**STATED TASK**
Find the lines that contain the word "location" and copy each one.

(Saved data entries)
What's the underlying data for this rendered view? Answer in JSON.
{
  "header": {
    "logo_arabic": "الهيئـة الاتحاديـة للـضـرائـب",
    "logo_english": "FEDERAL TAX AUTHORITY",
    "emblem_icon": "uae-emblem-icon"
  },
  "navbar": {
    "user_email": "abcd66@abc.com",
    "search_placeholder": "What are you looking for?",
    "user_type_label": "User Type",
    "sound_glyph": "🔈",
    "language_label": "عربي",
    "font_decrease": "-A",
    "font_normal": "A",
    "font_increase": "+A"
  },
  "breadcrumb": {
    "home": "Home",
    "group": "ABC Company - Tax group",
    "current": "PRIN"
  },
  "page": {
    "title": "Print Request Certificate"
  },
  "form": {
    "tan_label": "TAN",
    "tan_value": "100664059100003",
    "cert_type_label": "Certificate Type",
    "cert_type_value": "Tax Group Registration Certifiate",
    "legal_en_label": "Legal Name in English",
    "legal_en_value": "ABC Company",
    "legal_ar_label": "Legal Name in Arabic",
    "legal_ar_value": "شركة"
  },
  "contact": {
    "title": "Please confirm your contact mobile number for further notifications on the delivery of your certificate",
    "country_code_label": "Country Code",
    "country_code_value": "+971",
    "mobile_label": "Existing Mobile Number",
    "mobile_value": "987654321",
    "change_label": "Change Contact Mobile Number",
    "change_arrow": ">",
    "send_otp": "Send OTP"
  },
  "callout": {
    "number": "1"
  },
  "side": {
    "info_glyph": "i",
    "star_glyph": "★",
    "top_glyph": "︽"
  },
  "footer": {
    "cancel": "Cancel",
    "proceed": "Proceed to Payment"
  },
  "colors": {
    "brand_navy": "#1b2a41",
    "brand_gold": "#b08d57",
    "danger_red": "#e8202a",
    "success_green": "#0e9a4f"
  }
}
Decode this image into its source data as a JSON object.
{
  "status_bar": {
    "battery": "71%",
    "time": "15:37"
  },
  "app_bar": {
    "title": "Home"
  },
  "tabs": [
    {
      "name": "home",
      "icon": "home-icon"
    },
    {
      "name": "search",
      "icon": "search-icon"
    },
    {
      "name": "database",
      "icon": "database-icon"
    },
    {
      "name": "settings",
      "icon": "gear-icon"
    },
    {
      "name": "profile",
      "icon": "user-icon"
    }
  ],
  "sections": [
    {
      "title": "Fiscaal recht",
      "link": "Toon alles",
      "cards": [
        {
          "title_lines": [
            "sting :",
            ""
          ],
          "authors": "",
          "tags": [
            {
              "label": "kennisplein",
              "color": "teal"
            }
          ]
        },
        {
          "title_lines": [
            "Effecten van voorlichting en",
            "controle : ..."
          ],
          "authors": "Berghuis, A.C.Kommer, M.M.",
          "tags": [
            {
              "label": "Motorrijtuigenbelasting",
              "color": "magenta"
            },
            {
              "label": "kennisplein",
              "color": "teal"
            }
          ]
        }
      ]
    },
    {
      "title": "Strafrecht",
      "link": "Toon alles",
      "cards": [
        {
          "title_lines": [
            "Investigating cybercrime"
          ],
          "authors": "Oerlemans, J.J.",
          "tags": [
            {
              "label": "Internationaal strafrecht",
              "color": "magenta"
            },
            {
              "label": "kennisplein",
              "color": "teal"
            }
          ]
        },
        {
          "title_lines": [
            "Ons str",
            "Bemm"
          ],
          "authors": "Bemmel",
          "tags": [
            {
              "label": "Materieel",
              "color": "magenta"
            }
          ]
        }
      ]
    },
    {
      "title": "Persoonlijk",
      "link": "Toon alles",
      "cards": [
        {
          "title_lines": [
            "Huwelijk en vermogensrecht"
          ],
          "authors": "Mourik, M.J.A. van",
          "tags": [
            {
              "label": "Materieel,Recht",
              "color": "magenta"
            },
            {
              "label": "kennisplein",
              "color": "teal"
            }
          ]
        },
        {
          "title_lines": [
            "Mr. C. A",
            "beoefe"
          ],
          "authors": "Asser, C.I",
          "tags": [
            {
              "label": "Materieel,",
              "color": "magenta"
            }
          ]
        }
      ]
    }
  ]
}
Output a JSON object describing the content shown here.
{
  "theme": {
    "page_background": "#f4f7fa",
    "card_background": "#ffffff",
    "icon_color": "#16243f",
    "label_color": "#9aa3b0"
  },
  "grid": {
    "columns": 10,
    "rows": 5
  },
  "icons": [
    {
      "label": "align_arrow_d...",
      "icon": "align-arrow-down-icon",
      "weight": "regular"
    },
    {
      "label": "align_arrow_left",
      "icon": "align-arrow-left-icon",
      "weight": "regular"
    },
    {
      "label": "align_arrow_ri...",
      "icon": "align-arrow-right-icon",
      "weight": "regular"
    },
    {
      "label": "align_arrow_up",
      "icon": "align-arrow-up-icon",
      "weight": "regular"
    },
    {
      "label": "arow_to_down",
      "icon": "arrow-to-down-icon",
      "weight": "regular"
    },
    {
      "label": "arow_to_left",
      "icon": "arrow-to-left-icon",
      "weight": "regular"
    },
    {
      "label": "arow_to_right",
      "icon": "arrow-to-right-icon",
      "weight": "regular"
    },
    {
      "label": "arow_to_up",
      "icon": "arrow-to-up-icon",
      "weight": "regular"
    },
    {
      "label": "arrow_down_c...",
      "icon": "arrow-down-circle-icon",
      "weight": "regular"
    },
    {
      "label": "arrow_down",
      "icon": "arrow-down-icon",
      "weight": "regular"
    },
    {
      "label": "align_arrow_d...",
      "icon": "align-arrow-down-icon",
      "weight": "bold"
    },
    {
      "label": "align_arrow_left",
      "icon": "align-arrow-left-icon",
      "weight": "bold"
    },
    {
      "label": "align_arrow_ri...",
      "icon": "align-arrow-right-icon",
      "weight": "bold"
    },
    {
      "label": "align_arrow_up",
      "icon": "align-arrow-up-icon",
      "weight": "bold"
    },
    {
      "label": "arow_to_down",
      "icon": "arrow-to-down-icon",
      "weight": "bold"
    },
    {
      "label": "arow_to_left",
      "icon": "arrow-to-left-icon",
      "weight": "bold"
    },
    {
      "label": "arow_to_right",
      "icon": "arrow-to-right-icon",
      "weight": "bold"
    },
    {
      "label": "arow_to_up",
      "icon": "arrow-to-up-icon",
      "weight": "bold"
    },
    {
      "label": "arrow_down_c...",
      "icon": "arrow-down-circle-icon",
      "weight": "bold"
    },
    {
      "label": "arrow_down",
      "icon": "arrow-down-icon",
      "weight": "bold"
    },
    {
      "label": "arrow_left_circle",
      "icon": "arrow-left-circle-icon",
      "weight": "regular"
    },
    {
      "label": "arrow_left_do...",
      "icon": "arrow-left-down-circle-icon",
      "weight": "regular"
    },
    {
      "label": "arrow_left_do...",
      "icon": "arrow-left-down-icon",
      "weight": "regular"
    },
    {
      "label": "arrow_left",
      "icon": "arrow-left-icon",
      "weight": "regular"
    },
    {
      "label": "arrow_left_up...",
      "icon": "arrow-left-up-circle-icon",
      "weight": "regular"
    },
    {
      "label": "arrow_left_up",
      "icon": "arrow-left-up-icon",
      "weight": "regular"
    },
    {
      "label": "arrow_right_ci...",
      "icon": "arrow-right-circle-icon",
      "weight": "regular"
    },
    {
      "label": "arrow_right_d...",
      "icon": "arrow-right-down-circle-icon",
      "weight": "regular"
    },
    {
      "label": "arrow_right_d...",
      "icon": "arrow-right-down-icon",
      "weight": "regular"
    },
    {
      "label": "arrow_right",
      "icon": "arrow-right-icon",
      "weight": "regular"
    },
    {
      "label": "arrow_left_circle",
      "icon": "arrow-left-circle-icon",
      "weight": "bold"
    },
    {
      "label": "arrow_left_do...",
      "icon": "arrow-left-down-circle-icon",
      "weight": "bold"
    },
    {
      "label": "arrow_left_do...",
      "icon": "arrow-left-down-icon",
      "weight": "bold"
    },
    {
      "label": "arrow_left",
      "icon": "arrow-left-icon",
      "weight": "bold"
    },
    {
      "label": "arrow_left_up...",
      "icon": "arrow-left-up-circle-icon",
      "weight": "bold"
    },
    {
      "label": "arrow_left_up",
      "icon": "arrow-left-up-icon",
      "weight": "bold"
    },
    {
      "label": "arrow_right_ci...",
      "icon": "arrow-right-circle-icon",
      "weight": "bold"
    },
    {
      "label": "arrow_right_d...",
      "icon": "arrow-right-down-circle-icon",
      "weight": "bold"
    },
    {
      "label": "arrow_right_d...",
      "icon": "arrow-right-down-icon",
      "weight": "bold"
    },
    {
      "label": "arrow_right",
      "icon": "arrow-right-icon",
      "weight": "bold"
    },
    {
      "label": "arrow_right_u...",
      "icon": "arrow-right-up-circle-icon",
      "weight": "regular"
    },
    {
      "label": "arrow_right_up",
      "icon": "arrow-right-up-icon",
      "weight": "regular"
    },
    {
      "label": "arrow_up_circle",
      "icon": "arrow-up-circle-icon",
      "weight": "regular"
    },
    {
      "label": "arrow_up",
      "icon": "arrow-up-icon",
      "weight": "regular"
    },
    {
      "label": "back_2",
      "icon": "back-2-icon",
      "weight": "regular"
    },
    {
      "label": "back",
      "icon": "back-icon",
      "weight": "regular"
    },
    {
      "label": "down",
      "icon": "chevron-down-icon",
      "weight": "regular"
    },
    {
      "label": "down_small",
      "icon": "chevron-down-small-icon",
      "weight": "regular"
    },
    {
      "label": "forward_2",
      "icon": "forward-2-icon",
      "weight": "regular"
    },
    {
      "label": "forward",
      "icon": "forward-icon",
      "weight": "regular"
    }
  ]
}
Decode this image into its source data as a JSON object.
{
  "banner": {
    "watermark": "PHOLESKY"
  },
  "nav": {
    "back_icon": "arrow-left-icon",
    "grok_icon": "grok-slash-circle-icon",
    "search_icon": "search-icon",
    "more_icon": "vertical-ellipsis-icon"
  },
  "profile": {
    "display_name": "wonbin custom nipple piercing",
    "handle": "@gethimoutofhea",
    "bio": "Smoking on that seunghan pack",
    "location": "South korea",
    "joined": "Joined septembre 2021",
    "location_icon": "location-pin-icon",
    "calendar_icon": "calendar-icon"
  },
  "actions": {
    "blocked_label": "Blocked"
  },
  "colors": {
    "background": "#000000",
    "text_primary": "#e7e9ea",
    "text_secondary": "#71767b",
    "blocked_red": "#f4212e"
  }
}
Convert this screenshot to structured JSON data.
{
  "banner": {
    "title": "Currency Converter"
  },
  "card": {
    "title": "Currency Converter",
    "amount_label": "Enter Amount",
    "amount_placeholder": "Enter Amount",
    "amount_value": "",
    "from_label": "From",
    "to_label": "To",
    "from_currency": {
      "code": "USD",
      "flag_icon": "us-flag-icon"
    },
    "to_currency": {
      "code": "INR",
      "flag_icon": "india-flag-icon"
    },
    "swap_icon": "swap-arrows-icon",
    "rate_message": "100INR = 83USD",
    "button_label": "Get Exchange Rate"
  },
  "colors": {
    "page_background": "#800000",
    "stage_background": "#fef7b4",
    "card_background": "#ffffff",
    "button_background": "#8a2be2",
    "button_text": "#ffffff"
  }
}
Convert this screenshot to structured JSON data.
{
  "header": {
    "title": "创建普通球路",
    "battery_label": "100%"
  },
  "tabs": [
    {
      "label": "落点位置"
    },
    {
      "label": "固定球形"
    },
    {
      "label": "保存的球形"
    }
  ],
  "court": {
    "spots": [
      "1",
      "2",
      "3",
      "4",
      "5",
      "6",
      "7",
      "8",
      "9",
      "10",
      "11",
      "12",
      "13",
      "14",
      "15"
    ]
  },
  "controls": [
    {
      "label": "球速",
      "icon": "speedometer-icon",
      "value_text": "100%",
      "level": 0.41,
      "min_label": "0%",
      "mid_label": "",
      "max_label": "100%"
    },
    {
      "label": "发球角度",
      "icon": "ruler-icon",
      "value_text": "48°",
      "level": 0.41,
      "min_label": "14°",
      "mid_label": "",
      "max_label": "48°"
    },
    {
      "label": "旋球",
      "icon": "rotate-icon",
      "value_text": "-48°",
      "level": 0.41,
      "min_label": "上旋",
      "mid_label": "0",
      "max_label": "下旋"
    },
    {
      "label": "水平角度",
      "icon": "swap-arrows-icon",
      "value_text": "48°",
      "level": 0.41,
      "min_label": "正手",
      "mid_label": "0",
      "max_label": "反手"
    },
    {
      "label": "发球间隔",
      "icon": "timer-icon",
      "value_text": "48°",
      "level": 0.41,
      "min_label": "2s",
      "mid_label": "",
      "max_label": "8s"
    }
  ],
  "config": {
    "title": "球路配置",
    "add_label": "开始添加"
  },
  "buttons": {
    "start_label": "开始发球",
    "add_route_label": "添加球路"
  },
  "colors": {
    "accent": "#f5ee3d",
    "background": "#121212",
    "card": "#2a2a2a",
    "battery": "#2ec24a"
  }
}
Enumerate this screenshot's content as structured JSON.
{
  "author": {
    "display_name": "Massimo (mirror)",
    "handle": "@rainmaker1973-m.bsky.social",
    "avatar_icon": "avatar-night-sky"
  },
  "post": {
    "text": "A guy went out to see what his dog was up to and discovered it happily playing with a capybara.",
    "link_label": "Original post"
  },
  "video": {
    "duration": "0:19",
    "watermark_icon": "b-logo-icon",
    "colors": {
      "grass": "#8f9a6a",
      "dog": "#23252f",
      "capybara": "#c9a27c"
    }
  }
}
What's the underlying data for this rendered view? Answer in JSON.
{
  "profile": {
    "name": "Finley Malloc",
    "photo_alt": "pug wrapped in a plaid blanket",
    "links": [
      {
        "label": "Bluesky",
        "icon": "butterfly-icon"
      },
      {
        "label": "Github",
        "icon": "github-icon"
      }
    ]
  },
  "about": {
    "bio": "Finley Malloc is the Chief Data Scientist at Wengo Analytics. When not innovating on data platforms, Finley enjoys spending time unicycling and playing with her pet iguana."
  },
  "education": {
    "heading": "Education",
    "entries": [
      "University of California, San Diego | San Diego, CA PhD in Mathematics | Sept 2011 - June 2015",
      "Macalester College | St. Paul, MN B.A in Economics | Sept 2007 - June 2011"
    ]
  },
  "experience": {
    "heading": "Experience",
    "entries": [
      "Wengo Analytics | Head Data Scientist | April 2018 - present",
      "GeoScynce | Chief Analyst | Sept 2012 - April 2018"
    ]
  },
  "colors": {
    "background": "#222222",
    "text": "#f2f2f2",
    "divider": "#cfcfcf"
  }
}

**OUTPUT OF THE EXERCISE**
    "location": "South korea",
    "location_icon": "location-pin-icon",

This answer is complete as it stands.